What you have to do:
Using the entries that follow, collect the lines where the word "page" appears.

"""

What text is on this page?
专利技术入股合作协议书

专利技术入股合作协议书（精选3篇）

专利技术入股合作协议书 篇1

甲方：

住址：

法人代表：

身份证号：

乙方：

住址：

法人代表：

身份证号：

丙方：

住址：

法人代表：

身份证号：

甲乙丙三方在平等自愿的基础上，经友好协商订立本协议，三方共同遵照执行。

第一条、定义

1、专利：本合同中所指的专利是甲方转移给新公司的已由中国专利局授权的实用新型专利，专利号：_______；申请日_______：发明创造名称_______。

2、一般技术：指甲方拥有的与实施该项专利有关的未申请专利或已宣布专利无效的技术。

"""
"""

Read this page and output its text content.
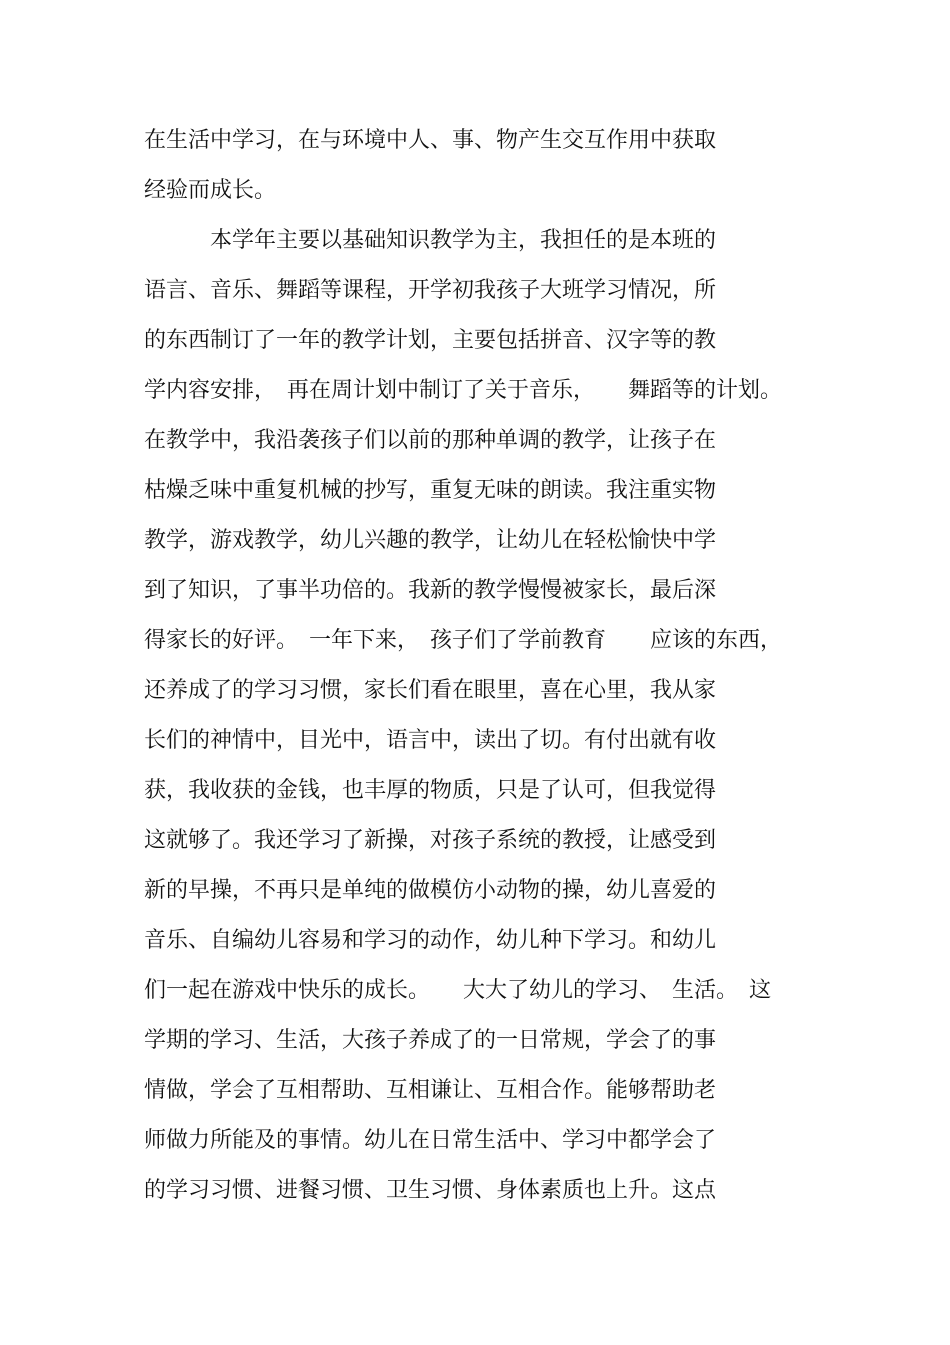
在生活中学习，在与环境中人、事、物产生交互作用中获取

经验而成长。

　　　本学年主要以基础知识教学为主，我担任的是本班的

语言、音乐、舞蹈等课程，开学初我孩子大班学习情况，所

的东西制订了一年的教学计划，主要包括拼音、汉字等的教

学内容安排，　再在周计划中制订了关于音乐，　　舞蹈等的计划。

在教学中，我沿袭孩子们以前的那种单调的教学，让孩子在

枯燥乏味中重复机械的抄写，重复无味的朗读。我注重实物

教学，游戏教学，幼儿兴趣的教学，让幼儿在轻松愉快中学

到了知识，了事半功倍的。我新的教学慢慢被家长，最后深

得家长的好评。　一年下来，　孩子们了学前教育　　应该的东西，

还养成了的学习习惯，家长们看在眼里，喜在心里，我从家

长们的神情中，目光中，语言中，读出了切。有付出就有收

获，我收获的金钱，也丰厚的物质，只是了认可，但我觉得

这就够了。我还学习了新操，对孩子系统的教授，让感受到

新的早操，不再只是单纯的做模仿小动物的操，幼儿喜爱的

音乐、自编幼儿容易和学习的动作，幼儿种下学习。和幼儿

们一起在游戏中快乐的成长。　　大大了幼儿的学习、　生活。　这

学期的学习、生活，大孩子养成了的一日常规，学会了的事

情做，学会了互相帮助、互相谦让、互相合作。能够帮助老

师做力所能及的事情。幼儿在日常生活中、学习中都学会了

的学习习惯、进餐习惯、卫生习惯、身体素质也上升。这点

"""

Exercise solution:
What text is on this page?
Read this page and output its text content.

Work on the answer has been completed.